== INPUT DATA
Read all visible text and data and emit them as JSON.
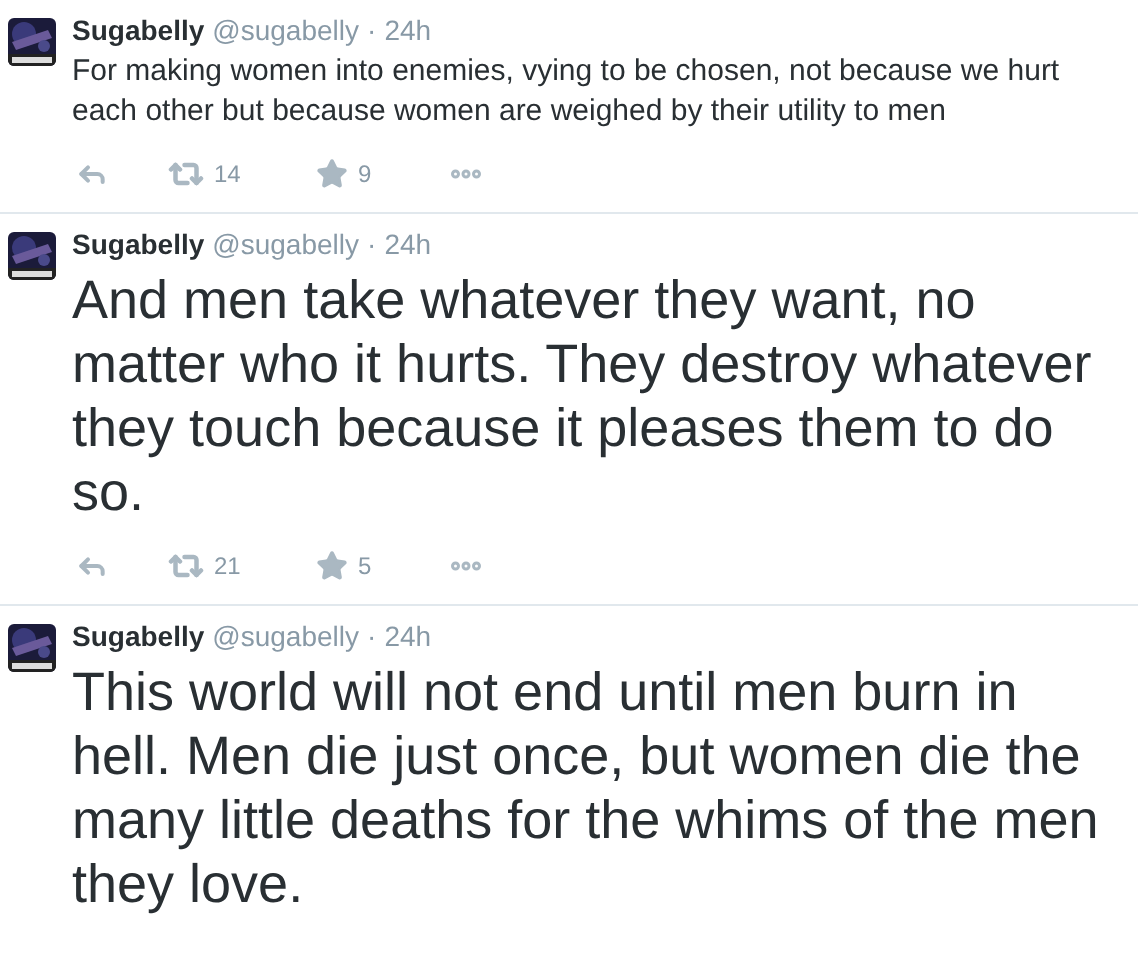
====
== INPUT DATA
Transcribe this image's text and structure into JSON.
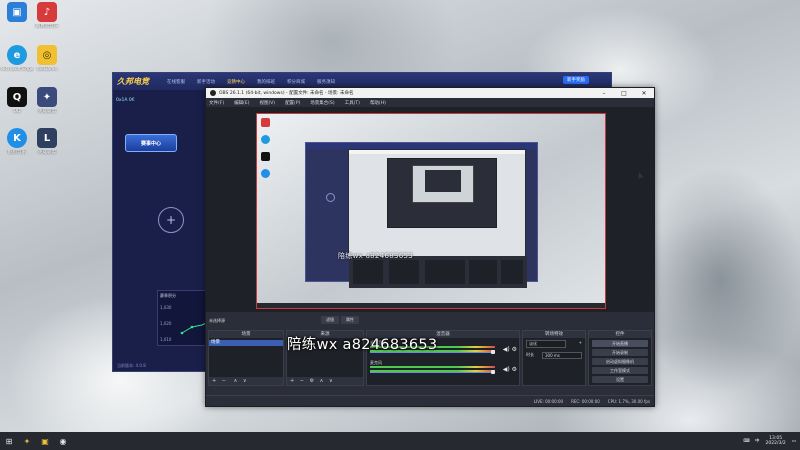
====
== INPUT DATA
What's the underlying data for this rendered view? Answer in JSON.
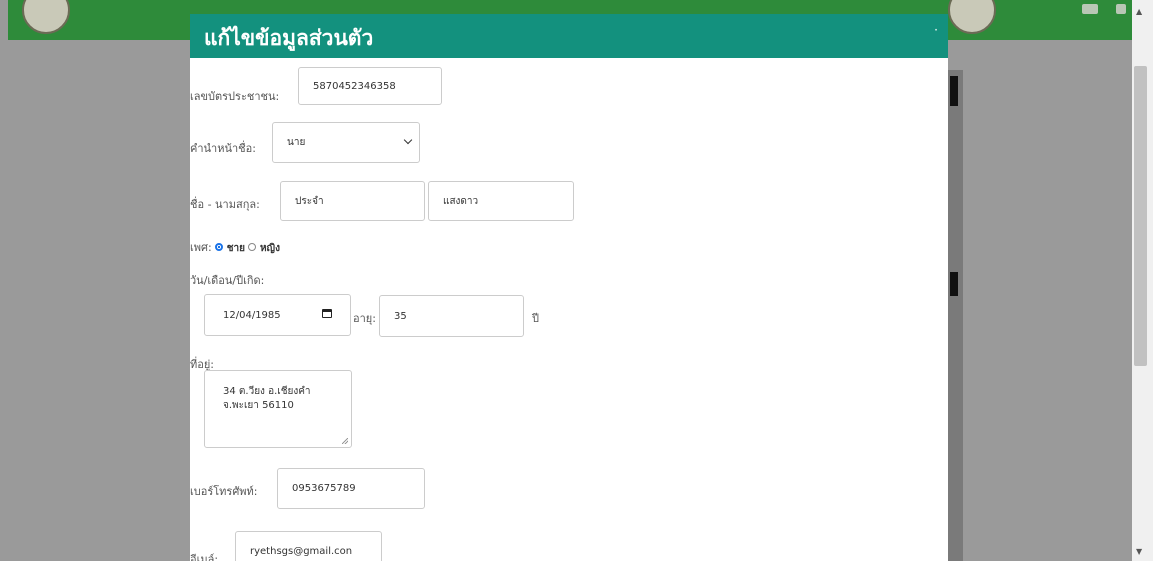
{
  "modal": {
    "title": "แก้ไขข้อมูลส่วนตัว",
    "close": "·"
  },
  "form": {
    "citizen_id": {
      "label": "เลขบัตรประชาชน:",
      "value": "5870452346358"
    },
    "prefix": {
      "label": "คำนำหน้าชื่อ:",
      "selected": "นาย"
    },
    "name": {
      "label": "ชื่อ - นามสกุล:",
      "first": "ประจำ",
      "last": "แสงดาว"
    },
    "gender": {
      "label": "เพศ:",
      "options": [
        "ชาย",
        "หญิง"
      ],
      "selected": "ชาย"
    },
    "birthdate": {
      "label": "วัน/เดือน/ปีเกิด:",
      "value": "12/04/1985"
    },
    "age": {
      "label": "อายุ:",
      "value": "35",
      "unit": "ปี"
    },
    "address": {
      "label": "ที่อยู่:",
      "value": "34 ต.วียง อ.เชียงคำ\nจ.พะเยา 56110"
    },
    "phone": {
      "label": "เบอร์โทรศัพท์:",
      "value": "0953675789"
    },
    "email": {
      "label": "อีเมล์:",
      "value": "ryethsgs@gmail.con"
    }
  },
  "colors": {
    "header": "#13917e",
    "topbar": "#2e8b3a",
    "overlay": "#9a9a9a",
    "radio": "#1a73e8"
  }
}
====
YOUR INSTRUCTIONS ::
Find the lines containing "text" and list every one of them.

EXERCISE OUTPUT ::
Read all visible text and data and emit them as JSON.
Transcribe this image's text and structure into JSON.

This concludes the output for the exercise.